[START TEXT BLOCK]

Realizing that the wrong path was in my sights, my mother transferred me to an "upper-class" -- in Memphis, that was still code word for predominantly white -- school in Cordova, Tennessee. It was there that the bridge between my environment and my vision began to take shape; I learned how to analyze the world from a unique perspective that many musicians could not even begin to grasp. I made All-West Tennessee Band playing the clarinet, was asked to be in the Youth Symphony Orchestra, and some of my classical compositions were even used to teach kids how to remember quadratic formulas; at the same time, I was selling Hip-Hop beats to classmates from the trunk of my car and I realized playing other people's music wasn't the route that I wanted to take in life.
Orchestral and Hip-Hop -- along with Rhythm & Blues, Jazz and Country -- are all necessary ingredients in the Memphis gumbo that seasoned my perspective on manhood and music. Though I flirted with selecting one genre and perfecting it, once I began studying the diverse career of iconic composer Quincy Jones, I began to realize that the merger of Hip-Hop and Classical music is not impossible -- it is inevitable.

[END TEXT BLOCK]
[START DATA ROWS]

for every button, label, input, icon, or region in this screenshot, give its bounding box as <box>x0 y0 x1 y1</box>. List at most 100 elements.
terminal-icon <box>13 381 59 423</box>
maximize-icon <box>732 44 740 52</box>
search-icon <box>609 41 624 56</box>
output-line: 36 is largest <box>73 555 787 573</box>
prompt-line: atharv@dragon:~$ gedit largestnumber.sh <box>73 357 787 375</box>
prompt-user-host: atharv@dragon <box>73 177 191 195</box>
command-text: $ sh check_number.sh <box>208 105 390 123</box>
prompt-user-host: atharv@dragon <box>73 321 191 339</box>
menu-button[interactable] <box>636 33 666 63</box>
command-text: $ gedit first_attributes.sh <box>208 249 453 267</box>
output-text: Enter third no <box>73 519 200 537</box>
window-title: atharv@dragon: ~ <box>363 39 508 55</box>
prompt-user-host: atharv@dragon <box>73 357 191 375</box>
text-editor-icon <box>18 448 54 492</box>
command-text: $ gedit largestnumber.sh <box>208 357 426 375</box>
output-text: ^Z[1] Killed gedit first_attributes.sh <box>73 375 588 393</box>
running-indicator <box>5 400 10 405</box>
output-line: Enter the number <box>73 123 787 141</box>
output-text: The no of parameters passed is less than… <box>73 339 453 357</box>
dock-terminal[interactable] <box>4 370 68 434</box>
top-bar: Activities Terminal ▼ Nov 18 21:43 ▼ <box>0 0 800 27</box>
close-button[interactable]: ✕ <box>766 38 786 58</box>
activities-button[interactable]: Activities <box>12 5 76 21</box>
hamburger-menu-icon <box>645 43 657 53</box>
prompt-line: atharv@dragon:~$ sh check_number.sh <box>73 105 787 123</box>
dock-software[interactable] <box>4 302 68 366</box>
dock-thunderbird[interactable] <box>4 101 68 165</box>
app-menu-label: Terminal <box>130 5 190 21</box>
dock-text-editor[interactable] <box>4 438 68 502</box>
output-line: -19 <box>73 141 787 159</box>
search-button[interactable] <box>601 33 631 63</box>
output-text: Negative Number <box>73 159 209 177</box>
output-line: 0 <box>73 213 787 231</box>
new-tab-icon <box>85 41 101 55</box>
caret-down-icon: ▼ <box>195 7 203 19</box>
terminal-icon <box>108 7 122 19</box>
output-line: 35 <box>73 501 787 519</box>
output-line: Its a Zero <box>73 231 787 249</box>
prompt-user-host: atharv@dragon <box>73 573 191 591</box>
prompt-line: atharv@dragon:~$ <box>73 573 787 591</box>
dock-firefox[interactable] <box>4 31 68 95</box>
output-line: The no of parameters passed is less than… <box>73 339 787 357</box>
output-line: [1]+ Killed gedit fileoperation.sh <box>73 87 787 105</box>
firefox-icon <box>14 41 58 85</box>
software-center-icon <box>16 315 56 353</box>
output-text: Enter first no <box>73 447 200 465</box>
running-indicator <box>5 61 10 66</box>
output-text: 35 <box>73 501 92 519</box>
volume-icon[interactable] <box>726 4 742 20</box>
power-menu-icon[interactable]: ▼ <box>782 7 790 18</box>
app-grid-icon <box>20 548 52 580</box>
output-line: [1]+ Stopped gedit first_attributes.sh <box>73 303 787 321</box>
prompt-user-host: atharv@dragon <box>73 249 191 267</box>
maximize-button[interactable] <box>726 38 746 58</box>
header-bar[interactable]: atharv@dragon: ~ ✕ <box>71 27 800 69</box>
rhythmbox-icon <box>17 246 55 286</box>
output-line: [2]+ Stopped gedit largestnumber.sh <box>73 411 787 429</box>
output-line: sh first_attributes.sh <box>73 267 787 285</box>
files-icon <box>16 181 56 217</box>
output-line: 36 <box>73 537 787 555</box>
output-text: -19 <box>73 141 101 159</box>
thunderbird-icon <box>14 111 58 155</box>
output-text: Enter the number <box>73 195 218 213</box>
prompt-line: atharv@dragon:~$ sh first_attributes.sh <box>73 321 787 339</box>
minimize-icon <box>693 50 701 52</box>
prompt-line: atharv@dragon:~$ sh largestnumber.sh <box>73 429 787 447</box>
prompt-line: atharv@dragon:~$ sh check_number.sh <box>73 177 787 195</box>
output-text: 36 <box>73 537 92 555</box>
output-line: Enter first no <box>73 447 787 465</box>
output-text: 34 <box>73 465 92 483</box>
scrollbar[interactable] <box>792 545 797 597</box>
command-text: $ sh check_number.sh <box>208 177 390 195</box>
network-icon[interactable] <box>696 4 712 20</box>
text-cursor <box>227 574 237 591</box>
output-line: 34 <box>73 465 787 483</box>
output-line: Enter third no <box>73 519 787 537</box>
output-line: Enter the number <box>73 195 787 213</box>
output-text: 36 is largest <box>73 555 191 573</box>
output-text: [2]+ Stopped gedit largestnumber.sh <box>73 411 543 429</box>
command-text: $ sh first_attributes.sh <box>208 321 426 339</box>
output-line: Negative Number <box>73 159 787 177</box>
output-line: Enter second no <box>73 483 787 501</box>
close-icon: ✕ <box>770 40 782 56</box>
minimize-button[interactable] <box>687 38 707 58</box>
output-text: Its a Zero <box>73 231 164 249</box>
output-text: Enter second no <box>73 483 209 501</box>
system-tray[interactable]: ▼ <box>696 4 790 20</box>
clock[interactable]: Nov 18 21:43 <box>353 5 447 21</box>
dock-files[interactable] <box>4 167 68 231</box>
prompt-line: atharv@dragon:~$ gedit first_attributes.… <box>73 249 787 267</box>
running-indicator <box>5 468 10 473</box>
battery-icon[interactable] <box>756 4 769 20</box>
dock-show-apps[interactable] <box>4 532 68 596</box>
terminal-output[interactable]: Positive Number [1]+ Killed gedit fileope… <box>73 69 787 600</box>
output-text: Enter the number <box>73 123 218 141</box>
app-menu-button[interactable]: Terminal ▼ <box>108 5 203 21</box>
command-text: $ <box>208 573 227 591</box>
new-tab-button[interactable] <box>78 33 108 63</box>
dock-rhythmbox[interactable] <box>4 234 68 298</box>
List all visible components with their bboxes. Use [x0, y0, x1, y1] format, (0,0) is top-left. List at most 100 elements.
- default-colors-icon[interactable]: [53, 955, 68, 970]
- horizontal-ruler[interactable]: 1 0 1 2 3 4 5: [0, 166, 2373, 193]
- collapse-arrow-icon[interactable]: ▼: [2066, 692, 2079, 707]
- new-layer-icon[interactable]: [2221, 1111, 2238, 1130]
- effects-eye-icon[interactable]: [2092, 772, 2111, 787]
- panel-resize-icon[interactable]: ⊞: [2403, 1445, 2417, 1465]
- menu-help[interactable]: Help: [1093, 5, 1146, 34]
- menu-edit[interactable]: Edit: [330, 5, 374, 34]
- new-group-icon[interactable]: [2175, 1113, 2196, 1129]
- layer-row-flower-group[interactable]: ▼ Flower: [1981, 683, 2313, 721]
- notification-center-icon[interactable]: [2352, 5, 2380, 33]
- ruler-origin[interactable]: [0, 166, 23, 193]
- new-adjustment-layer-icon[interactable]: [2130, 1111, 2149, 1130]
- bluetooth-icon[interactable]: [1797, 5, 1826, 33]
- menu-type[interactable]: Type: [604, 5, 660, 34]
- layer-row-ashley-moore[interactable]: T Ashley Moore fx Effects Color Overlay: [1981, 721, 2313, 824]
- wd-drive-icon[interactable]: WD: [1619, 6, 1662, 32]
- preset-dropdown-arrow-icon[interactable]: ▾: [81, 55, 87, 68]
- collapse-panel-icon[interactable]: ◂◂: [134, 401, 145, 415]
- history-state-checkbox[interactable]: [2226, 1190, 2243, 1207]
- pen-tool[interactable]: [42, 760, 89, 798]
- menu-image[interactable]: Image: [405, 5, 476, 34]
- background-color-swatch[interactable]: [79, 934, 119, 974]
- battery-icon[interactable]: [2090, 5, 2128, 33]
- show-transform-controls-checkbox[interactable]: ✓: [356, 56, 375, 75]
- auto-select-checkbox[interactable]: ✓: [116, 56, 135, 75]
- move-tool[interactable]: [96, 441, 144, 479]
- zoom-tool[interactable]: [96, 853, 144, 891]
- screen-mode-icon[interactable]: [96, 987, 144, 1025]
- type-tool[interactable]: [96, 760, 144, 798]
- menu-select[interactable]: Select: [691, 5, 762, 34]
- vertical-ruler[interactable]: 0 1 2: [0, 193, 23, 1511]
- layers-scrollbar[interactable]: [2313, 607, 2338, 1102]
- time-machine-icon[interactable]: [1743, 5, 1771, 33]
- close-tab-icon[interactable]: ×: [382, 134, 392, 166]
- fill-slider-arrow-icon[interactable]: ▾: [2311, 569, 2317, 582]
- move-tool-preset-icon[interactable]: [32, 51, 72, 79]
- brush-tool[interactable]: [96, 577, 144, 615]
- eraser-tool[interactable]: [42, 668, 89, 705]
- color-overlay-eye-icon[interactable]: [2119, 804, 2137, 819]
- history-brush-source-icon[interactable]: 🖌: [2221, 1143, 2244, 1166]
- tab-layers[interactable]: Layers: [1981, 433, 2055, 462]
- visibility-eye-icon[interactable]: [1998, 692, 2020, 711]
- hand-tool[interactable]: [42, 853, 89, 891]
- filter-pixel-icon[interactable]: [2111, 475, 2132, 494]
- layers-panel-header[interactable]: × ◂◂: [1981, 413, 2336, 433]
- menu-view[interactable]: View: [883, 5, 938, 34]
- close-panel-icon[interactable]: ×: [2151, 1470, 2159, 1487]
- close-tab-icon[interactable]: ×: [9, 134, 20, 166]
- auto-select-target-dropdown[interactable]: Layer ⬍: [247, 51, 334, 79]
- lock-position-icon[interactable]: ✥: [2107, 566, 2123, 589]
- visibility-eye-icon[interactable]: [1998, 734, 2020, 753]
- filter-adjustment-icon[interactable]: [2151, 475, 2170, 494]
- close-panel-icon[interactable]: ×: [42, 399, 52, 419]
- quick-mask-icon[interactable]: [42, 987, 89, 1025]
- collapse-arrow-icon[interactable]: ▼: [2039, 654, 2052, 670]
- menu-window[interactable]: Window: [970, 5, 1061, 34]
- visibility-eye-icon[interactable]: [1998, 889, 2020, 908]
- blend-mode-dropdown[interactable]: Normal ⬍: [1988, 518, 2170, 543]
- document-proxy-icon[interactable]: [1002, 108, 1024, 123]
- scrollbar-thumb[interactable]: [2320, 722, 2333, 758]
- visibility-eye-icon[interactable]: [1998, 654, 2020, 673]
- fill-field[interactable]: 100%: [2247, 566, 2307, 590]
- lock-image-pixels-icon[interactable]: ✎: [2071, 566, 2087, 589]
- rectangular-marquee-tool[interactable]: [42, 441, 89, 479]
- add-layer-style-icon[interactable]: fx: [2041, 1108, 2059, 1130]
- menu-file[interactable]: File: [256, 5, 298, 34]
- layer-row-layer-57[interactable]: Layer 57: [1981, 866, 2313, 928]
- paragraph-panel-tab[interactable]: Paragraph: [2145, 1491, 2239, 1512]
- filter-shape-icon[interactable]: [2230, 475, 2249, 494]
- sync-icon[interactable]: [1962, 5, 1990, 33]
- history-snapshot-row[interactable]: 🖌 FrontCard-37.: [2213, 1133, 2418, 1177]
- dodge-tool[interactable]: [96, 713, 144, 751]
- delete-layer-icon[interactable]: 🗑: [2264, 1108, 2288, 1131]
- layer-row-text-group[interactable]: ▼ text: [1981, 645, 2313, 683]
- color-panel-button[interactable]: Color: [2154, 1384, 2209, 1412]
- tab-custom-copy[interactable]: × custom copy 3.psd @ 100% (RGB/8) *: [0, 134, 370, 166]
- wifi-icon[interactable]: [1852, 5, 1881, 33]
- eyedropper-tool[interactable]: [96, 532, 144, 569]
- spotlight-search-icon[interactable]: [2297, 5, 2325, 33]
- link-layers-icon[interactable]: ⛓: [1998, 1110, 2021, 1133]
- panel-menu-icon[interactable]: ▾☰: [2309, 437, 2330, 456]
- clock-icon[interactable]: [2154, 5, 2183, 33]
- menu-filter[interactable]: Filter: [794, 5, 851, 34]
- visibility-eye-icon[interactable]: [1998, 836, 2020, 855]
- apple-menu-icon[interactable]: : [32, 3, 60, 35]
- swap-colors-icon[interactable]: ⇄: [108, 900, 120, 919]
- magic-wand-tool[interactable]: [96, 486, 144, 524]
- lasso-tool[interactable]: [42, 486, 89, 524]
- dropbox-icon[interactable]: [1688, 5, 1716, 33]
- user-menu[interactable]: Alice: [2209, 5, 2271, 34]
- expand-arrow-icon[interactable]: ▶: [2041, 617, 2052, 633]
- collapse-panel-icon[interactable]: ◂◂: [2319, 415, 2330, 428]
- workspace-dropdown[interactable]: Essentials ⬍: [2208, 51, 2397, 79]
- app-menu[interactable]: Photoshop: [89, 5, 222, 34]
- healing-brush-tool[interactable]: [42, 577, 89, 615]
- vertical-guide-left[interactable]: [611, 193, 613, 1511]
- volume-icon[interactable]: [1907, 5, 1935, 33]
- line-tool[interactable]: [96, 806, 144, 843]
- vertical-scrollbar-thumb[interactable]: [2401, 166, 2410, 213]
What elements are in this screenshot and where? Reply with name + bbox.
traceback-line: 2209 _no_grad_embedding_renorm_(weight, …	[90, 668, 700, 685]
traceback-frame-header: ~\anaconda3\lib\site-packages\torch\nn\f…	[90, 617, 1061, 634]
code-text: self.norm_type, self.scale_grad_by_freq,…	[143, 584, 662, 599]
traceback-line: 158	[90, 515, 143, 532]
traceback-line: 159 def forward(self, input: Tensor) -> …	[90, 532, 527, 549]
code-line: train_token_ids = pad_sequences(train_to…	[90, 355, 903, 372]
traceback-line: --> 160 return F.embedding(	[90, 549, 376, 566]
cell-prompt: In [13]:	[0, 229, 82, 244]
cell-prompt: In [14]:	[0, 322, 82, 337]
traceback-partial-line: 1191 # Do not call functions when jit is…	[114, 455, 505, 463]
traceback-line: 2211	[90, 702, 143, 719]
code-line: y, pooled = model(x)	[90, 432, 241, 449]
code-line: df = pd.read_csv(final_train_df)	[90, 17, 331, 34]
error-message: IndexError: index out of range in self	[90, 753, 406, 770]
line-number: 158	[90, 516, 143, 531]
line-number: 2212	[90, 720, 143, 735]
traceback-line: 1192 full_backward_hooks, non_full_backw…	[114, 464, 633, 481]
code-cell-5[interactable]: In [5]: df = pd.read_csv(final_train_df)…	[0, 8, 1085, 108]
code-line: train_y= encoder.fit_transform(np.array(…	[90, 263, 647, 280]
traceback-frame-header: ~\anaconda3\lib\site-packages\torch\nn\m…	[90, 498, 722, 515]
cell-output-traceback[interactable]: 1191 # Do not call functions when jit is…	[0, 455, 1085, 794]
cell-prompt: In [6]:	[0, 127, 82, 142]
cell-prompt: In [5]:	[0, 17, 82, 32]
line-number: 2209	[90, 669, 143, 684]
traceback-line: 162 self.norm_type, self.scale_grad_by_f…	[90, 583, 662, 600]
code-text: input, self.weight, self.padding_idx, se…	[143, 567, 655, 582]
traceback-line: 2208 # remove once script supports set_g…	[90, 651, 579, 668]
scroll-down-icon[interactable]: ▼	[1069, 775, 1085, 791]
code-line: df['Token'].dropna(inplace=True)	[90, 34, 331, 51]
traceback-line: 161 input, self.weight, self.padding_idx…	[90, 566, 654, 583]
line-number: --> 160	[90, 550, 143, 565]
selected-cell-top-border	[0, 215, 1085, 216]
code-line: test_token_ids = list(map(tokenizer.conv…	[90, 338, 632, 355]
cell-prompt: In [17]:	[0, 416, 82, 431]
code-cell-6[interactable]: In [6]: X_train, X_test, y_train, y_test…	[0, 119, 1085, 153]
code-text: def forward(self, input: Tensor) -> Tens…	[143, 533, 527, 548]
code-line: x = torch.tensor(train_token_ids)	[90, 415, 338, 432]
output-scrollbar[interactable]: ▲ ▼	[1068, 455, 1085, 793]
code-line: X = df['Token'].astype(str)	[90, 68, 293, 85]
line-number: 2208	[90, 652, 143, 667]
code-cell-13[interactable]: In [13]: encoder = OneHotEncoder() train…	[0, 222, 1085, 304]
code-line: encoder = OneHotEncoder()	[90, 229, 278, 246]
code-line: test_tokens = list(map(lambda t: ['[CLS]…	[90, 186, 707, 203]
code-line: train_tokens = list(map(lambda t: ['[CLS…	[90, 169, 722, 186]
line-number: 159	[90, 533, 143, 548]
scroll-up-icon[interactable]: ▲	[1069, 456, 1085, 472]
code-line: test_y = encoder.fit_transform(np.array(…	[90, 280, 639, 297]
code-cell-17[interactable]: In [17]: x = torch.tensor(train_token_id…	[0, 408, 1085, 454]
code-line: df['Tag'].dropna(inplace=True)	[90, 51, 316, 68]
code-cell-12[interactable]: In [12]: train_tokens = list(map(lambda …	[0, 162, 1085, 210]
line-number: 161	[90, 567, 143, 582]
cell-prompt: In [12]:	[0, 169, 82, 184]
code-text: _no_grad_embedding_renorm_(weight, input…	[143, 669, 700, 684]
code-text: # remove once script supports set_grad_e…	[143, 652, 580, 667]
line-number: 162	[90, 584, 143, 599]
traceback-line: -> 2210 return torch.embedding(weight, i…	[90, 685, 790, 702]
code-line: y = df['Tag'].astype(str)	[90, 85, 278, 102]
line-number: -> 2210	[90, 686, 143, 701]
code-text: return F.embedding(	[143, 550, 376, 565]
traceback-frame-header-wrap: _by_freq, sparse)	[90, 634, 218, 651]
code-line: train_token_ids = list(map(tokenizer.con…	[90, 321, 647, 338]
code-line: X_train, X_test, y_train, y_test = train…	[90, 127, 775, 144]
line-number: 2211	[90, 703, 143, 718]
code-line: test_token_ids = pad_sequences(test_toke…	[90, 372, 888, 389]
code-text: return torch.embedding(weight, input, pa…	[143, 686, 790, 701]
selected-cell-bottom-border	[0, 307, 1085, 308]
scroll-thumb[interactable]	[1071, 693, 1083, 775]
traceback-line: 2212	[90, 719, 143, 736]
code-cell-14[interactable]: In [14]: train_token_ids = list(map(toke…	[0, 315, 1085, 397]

[END DATA ROWS]

◆ INSTRUCTIONS TO FOLLOW
Rewrite the stretch of the Memphis music text from "Orchestral and Hip-Hop" through "it is inevitable.", putting "stew" in place of "gumbo".

◆ PROBLEM SOLUTION
Orchestral and Hip-Hop -- along with Rhythm & Blues, Jazz and Country -- are all necessary ingredients in the Memphis stew that seasoned my perspective on manhood and music. Though I flirted with selecting one genre and perfecting it, once I began studying the diverse career of iconic composer Quincy Jones, I began to realize that the merger of Hip-Hop and Classical music is not impossible -- it is inevitable.